— Start DATA SHOWN —
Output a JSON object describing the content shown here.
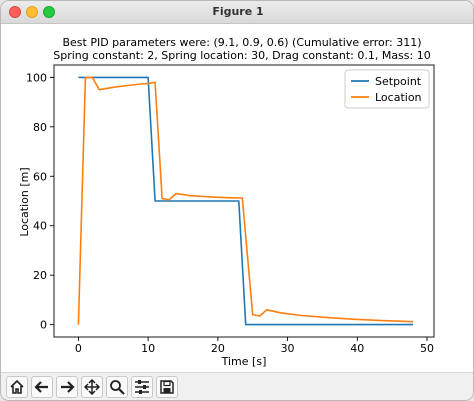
{
  "window": {
    "title": "Figure 1"
  },
  "toolbar": {
    "buttons": [
      "home-icon",
      "back-arrow-icon",
      "forward-arrow-icon",
      "pan-icon",
      "zoom-icon",
      "configure-subplots-icon",
      "save-icon"
    ]
  },
  "chart_data": {
    "type": "line",
    "title": "Best PID parameters were: (9.1, 0.9, 0.6) (Cumulative error: 311)",
    "subtitle": "Spring constant: 2, Spring location: 30, Drag constant: 0.1, Mass: 10",
    "xlabel": "Time [s]",
    "ylabel": "Location [m]",
    "xlim": [
      -3.5,
      51
    ],
    "ylim": [
      -5,
      105
    ],
    "xticks": [
      0,
      10,
      20,
      30,
      40,
      50
    ],
    "yticks": [
      0,
      20,
      40,
      60,
      80,
      100
    ],
    "grid": false,
    "legend_position": "top-right",
    "series": [
      {
        "name": "Setpoint",
        "color": "#1f77b4",
        "points": [
          [
            0,
            100
          ],
          [
            10,
            100
          ],
          [
            11,
            50
          ],
          [
            23,
            50
          ],
          [
            24,
            0
          ],
          [
            48,
            0
          ]
        ]
      },
      {
        "name": "Location",
        "color": "#ff7f0e",
        "points": [
          [
            0,
            0
          ],
          [
            1,
            100
          ],
          [
            2,
            100
          ],
          [
            3,
            95
          ],
          [
            5,
            96
          ],
          [
            7,
            96.7
          ],
          [
            9,
            97.3
          ],
          [
            10,
            97.5
          ],
          [
            11,
            98
          ],
          [
            12,
            51
          ],
          [
            13,
            50.5
          ],
          [
            14,
            53
          ],
          [
            16,
            52.2
          ],
          [
            18,
            51.8
          ],
          [
            20,
            51.5
          ],
          [
            22,
            51.3
          ],
          [
            23.5,
            51.2
          ],
          [
            25,
            4
          ],
          [
            26,
            3.5
          ],
          [
            27,
            6
          ],
          [
            29,
            4.8
          ],
          [
            32,
            3.7
          ],
          [
            36,
            2.8
          ],
          [
            40,
            2.1
          ],
          [
            44,
            1.6
          ],
          [
            48,
            1.2
          ]
        ]
      }
    ]
  }
}
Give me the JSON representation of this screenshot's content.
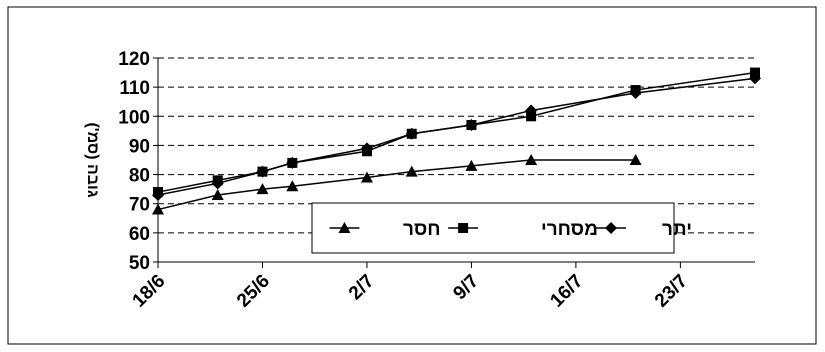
{
  "chart_data": {
    "type": "line",
    "title": "",
    "xlabel": "",
    "ylabel": "גובה  (סמ')",
    "ylim": [
      50,
      120
    ],
    "yticks": [
      "50",
      "60",
      "70",
      "80",
      "90",
      "100",
      "110",
      "120"
    ],
    "xlim": [
      "2024-06-18",
      "2024-07-28"
    ],
    "xticks": [
      {
        "date": "2024-06-18",
        "label": "18/6"
      },
      {
        "date": "2024-06-25",
        "label": "25/6"
      },
      {
        "date": "2024-07-02",
        "label": "2/7"
      },
      {
        "date": "2024-07-09",
        "label": "9/7"
      },
      {
        "date": "2024-07-16",
        "label": "16/7"
      },
      {
        "date": "2024-07-23",
        "label": "23/7"
      }
    ],
    "grid": "horizontal dashed",
    "legend_position": "bottom-center inside plot",
    "series": [
      {
        "name": "יתר",
        "marker": "diamond",
        "color": "#000000",
        "points": [
          {
            "x": "2024-06-18",
            "y": 73
          },
          {
            "x": "2024-06-22",
            "y": 77
          },
          {
            "x": "2024-06-25",
            "y": 81
          },
          {
            "x": "2024-06-27",
            "y": 84
          },
          {
            "x": "2024-07-02",
            "y": 89
          },
          {
            "x": "2024-07-05",
            "y": 94
          },
          {
            "x": "2024-07-09",
            "y": 97
          },
          {
            "x": "2024-07-13",
            "y": 102
          },
          {
            "x": "2024-07-20",
            "y": 108
          },
          {
            "x": "2024-07-28",
            "y": 113
          }
        ]
      },
      {
        "name": "מסחרי",
        "marker": "square",
        "color": "#000000",
        "points": [
          {
            "x": "2024-06-18",
            "y": 74
          },
          {
            "x": "2024-06-22",
            "y": 78
          },
          {
            "x": "2024-06-25",
            "y": 81
          },
          {
            "x": "2024-06-27",
            "y": 84
          },
          {
            "x": "2024-07-02",
            "y": 88
          },
          {
            "x": "2024-07-05",
            "y": 94
          },
          {
            "x": "2024-07-09",
            "y": 97
          },
          {
            "x": "2024-07-13",
            "y": 100
          },
          {
            "x": "2024-07-20",
            "y": 109
          },
          {
            "x": "2024-07-28",
            "y": 115
          }
        ]
      },
      {
        "name": "חסר",
        "marker": "triangle",
        "color": "#000000",
        "points": [
          {
            "x": "2024-06-18",
            "y": 68
          },
          {
            "x": "2024-06-22",
            "y": 73
          },
          {
            "x": "2024-06-25",
            "y": 75
          },
          {
            "x": "2024-06-27",
            "y": 76
          },
          {
            "x": "2024-07-02",
            "y": 79
          },
          {
            "x": "2024-07-05",
            "y": 81
          },
          {
            "x": "2024-07-09",
            "y": 83
          },
          {
            "x": "2024-07-13",
            "y": 85
          },
          {
            "x": "2024-07-20",
            "y": 85
          }
        ]
      }
    ]
  }
}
— End DATA SHOWN —
» TASK INSTRUCTIONS: List the lines that contain the word "JSON".

» TASK ANSWER:
Output a JSON object describing the content shown here.
Give me the JSON representation of this screenshot's content.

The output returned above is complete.